Exercise brief:
Type out the complete listing below word for word, without its pictures.

· · · ·

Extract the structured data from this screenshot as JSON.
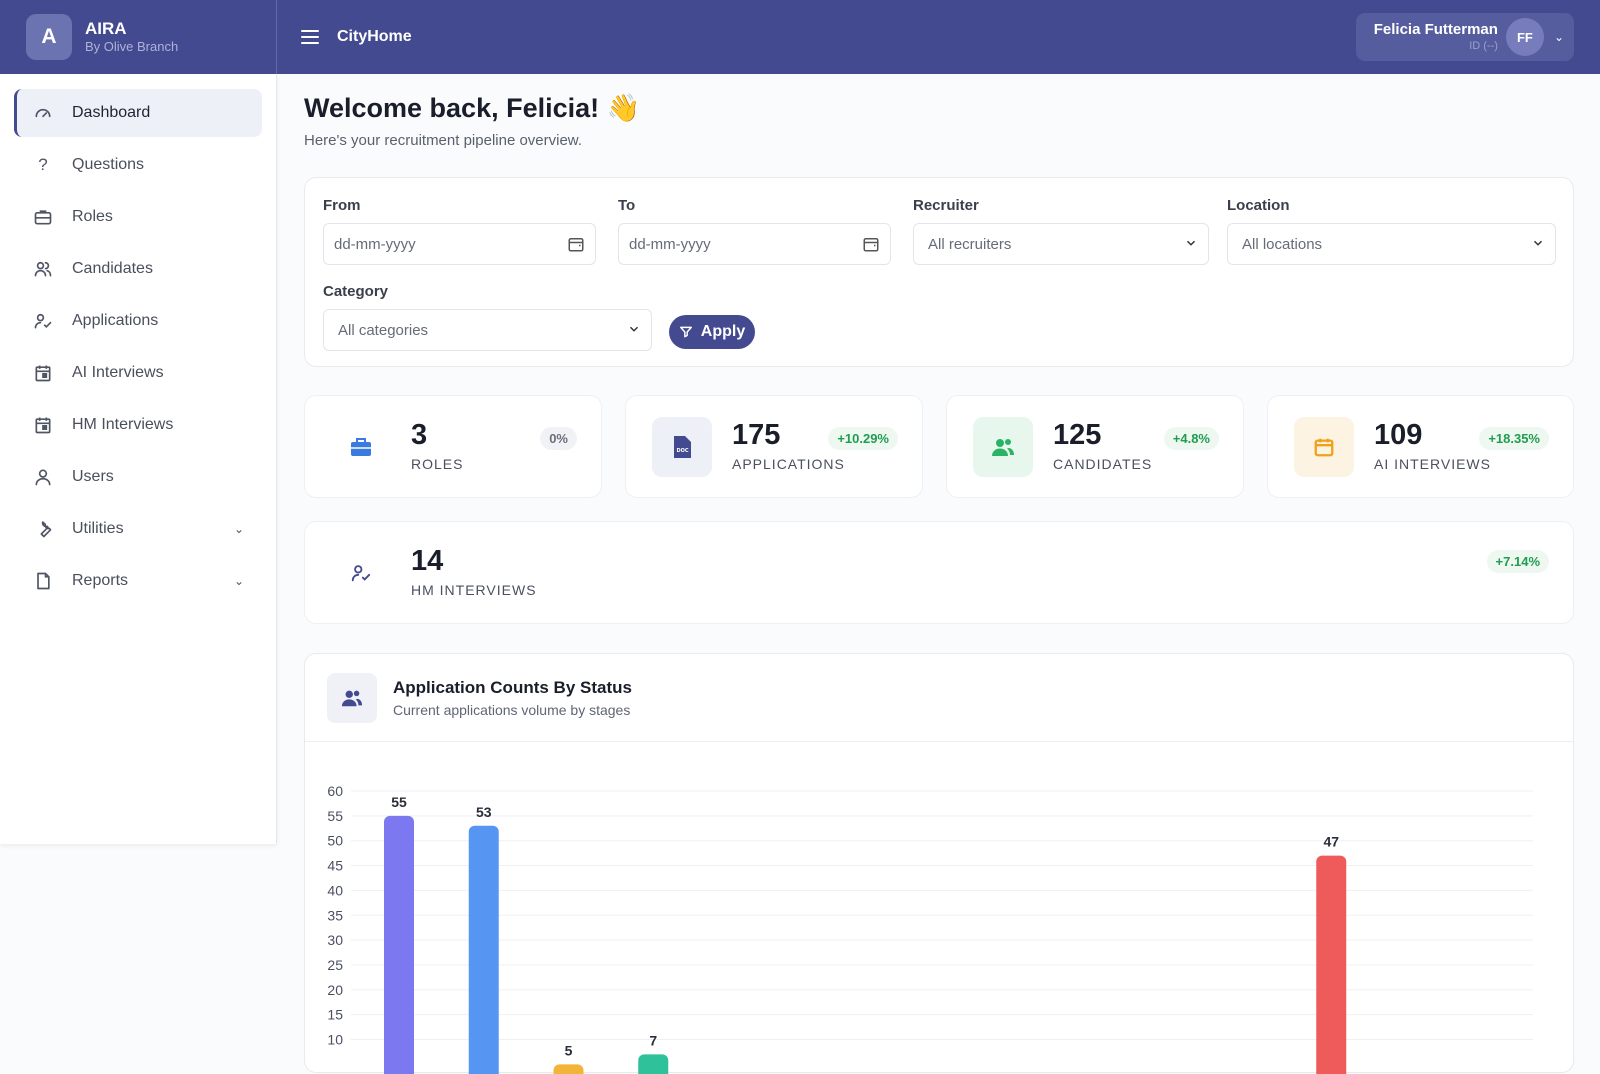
{
  "brand": {
    "logo": "A",
    "name": "AIRA",
    "sub": "By Olive Branch"
  },
  "header": {
    "app_title": "CityHome",
    "user_name": "Felicia Futterman",
    "user_id": "ID (--)",
    "avatar": "FF"
  },
  "sidebar": {
    "items": [
      {
        "label": "Dashboard",
        "icon": "gauge-icon"
      },
      {
        "label": "Questions",
        "icon": "question-icon"
      },
      {
        "label": "Roles",
        "icon": "briefcase-icon"
      },
      {
        "label": "Candidates",
        "icon": "users-icon"
      },
      {
        "label": "Applications",
        "icon": "user-check-icon"
      },
      {
        "label": "AI Interviews",
        "icon": "calendar-icon"
      },
      {
        "label": "HM Interviews",
        "icon": "calendar-icon"
      },
      {
        "label": "Users",
        "icon": "user-icon"
      },
      {
        "label": "Utilities",
        "icon": "wrench-icon"
      },
      {
        "label": "Reports",
        "icon": "file-icon"
      }
    ]
  },
  "welcome": {
    "title": "Welcome back, Felicia! 👋",
    "subtitle": "Here's your recruitment pipeline overview."
  },
  "filters": {
    "from_label": "From",
    "from_placeholder": "dd-mm-yyyy",
    "to_label": "To",
    "to_placeholder": "dd-mm-yyyy",
    "recruiter_label": "Recruiter",
    "recruiter_value": "All recruiters",
    "location_label": "Location",
    "location_value": "All locations",
    "category_label": "Category",
    "category_value": "All categories",
    "apply_label": "Apply"
  },
  "stats": [
    {
      "value": "3",
      "label": "ROLES",
      "badge": "0%",
      "badge_type": "grey",
      "color": "#3b7be0"
    },
    {
      "value": "175",
      "label": "APPLICATIONS",
      "badge": "+10.29%",
      "badge_type": "green",
      "color": "#434a8f"
    },
    {
      "value": "125",
      "label": "CANDIDATES",
      "badge": "+4.8%",
      "badge_type": "green",
      "color": "#2bb365"
    },
    {
      "value": "109",
      "label": "AI INTERVIEWS",
      "badge": "+18.35%",
      "badge_type": "green",
      "color": "#f0a019"
    },
    {
      "value": "14",
      "label": "HM INTERVIEWS",
      "badge": "+7.14%",
      "badge_type": "green",
      "color": "#434a8f"
    }
  ],
  "chart_card": {
    "title": "Application Counts By Status",
    "subtitle": "Current applications volume by stages"
  },
  "chart_data": {
    "type": "bar",
    "categories": [
      "",
      "",
      "",
      "",
      "",
      "",
      "",
      "",
      "",
      "",
      "",
      ""
    ],
    "values": [
      55,
      53,
      5,
      7,
      null,
      null,
      null,
      null,
      null,
      null,
      null,
      47
    ],
    "colors": [
      "#7b78f0",
      "#5695f2",
      "#f3b43a",
      "#2fc29a",
      null,
      null,
      null,
      null,
      null,
      null,
      null,
      "#ef5b5b"
    ],
    "yticks": [
      10,
      15,
      20,
      25,
      30,
      35,
      40,
      45,
      50,
      55,
      60
    ],
    "ylim": [
      0,
      60
    ]
  }
}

· · · ·

Answer to the exercise:
Extract the structured data from this screenshot as JSON.
{
  "brand": {
    "logo": "A",
    "name": "AIRA",
    "sub": "By Olive Branch"
  },
  "header": {
    "app_title": "CityHome",
    "user_name": "Felicia Futterman",
    "user_id": "ID (--)",
    "avatar": "FF"
  },
  "sidebar": {
    "items": [
      {
        "label": "Dashboard",
        "icon": "gauge-icon"
      },
      {
        "label": "Questions",
        "icon": "question-icon"
      },
      {
        "label": "Roles",
        "icon": "briefcase-icon"
      },
      {
        "label": "Candidates",
        "icon": "users-icon"
      },
      {
        "label": "Applications",
        "icon": "user-check-icon"
      },
      {
        "label": "AI Interviews",
        "icon": "calendar-icon"
      },
      {
        "label": "HM Interviews",
        "icon": "calendar-icon"
      },
      {
        "label": "Users",
        "icon": "user-icon"
      },
      {
        "label": "Utilities",
        "icon": "wrench-icon"
      },
      {
        "label": "Reports",
        "icon": "file-icon"
      }
    ]
  },
  "welcome": {
    "title": "Welcome back, Felicia! 👋",
    "subtitle": "Here's your recruitment pipeline overview."
  },
  "filters": {
    "from_label": "From",
    "from_placeholder": "dd-mm-yyyy",
    "to_label": "To",
    "to_placeholder": "dd-mm-yyyy",
    "recruiter_label": "Recruiter",
    "recruiter_value": "All recruiters",
    "location_label": "Location",
    "location_value": "All locations",
    "category_label": "Category",
    "category_value": "All categories",
    "apply_label": "Apply"
  },
  "stats": [
    {
      "value": "3",
      "label": "ROLES",
      "badge": "0%",
      "badge_type": "grey",
      "color": "#3b7be0"
    },
    {
      "value": "175",
      "label": "APPLICATIONS",
      "badge": "+10.29%",
      "badge_type": "green",
      "color": "#434a8f"
    },
    {
      "value": "125",
      "label": "CANDIDATES",
      "badge": "+4.8%",
      "badge_type": "green",
      "color": "#2bb365"
    },
    {
      "value": "109",
      "label": "AI INTERVIEWS",
      "badge": "+18.35%",
      "badge_type": "green",
      "color": "#f0a019"
    },
    {
      "value": "14",
      "label": "HM INTERVIEWS",
      "badge": "+7.14%",
      "badge_type": "green",
      "color": "#434a8f"
    }
  ],
  "chart_card": {
    "title": "Application Counts By Status",
    "subtitle": "Current applications volume by stages"
  },
  "chart_data": {
    "type": "bar",
    "categories": [
      "",
      "",
      "",
      "",
      "",
      "",
      "",
      "",
      "",
      "",
      "",
      ""
    ],
    "values": [
      55,
      53,
      5,
      7,
      null,
      null,
      null,
      null,
      null,
      null,
      null,
      47
    ],
    "colors": [
      "#7b78f0",
      "#5695f2",
      "#f3b43a",
      "#2fc29a",
      null,
      null,
      null,
      null,
      null,
      null,
      null,
      "#ef5b5b"
    ],
    "yticks": [
      10,
      15,
      20,
      25,
      30,
      35,
      40,
      45,
      50,
      55,
      60
    ],
    "ylim": [
      0,
      60
    ]
  }
}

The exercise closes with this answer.